• TO BE DONE: Copy every line that contains the string "AppData" from the entries below.

● ● ● ● ●

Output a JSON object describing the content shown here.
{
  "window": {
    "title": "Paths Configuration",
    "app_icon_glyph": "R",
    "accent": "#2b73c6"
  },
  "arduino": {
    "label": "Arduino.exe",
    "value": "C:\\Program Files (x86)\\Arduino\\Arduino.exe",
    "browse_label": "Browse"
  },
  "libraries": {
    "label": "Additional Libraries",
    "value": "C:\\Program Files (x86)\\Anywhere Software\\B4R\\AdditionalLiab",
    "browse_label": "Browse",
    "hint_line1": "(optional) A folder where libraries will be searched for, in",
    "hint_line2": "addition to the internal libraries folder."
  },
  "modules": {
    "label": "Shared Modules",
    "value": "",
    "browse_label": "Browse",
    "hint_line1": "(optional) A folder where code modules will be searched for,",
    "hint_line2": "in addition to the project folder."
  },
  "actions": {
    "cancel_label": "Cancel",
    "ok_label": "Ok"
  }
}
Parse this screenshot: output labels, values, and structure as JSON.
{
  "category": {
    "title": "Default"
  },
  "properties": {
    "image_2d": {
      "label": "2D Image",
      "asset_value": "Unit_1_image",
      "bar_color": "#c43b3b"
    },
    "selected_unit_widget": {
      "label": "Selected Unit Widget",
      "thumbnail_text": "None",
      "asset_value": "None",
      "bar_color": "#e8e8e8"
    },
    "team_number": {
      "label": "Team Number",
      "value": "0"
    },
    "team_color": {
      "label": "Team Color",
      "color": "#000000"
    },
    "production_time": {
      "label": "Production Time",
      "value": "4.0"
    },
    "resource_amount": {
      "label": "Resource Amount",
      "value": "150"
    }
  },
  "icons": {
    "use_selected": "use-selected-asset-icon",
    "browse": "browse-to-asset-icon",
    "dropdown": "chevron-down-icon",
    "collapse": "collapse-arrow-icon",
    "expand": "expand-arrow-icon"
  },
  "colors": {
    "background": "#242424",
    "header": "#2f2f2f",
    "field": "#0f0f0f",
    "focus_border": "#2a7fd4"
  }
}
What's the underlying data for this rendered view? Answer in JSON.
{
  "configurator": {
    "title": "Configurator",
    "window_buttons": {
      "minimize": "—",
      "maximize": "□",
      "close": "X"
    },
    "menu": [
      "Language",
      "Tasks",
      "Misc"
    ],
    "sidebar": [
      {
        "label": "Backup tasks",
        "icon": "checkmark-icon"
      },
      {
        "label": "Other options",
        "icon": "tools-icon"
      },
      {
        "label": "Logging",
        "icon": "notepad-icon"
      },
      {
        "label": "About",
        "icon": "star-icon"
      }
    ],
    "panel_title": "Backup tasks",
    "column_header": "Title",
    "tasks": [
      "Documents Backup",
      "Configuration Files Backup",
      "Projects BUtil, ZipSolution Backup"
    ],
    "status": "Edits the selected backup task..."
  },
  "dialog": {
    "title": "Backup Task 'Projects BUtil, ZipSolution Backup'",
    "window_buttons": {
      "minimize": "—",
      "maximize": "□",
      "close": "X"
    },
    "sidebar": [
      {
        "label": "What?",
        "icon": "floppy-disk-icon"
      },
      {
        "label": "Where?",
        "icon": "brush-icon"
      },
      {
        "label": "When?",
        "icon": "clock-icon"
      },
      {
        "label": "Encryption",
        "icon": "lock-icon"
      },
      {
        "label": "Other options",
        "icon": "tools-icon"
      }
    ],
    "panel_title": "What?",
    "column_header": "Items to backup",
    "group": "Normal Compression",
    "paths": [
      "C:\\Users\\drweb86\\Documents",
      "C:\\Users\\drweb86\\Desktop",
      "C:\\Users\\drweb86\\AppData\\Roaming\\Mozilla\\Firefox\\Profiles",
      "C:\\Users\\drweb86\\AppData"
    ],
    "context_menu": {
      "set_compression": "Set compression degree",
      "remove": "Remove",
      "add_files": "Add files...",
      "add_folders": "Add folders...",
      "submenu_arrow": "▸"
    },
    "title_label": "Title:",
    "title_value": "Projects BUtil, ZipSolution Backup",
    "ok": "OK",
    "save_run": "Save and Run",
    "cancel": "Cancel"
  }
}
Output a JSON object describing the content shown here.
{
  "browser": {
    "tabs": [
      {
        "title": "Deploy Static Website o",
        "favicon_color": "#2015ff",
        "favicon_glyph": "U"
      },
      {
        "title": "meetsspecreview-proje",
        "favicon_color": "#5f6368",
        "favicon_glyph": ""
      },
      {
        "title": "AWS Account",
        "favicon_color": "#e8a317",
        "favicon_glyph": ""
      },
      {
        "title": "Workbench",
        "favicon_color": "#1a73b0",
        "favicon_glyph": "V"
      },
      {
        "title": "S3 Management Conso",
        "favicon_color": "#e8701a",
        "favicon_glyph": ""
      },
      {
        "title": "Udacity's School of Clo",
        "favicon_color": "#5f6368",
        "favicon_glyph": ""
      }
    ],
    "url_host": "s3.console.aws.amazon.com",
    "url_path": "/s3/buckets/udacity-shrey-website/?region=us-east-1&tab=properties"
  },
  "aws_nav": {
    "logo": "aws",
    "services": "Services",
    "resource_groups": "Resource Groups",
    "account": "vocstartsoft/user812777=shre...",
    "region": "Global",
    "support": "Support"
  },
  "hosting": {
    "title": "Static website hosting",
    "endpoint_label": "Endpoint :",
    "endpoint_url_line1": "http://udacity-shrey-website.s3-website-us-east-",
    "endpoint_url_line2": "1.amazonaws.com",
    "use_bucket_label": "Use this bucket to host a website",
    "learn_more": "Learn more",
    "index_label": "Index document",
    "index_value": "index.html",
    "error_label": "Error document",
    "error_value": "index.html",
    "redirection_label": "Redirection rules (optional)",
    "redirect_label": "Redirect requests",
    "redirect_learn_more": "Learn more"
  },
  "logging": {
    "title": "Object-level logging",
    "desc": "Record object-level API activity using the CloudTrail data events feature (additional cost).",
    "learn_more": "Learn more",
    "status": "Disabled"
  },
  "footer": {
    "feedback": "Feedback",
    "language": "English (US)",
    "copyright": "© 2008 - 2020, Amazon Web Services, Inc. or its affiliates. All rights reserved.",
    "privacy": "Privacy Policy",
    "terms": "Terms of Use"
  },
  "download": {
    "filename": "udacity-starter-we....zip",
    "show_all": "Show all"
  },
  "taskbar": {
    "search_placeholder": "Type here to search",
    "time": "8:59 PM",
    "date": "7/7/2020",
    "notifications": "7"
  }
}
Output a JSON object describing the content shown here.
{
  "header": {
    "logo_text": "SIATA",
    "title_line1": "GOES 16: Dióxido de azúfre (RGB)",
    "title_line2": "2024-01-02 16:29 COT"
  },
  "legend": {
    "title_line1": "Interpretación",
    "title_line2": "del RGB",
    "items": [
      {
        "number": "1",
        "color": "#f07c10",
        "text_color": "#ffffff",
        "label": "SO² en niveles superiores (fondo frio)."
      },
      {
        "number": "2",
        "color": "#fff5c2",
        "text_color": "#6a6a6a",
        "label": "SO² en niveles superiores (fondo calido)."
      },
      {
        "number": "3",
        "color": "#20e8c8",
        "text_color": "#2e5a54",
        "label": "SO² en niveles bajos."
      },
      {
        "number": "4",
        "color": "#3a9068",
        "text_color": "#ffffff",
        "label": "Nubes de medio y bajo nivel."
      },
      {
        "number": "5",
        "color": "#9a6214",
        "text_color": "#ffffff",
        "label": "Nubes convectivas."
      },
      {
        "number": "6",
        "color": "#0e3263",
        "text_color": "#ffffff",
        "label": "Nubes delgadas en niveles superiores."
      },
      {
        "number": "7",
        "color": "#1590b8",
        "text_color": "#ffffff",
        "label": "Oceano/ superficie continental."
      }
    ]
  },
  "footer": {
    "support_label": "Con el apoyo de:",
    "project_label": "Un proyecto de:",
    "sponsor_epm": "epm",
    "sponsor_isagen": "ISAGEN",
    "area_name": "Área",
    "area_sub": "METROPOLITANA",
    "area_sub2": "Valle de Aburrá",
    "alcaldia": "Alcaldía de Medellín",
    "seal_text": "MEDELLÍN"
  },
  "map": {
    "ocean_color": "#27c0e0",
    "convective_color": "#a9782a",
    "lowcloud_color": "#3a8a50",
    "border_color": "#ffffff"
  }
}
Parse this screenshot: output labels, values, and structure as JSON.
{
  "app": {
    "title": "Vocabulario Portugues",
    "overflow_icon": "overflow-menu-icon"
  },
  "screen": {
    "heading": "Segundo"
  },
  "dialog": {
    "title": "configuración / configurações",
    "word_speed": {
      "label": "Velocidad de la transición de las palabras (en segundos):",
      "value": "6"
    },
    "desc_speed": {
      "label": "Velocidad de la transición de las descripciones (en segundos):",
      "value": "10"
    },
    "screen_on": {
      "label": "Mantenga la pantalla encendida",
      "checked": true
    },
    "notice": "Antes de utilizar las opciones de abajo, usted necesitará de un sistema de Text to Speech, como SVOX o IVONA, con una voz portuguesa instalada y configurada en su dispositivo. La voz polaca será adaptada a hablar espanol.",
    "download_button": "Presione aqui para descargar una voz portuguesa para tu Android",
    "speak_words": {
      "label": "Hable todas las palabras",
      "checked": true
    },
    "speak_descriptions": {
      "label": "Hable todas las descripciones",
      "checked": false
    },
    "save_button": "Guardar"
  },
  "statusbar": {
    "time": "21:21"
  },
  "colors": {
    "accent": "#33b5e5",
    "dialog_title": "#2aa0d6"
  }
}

● ● ● ● ●

• WRITTEN SOLUTION:
      "C:\\Users\\drweb86\\AppData\\Roaming\\Mozilla\\Firefox\\Profiles",
      "C:\\Users\\drweb86\\AppData"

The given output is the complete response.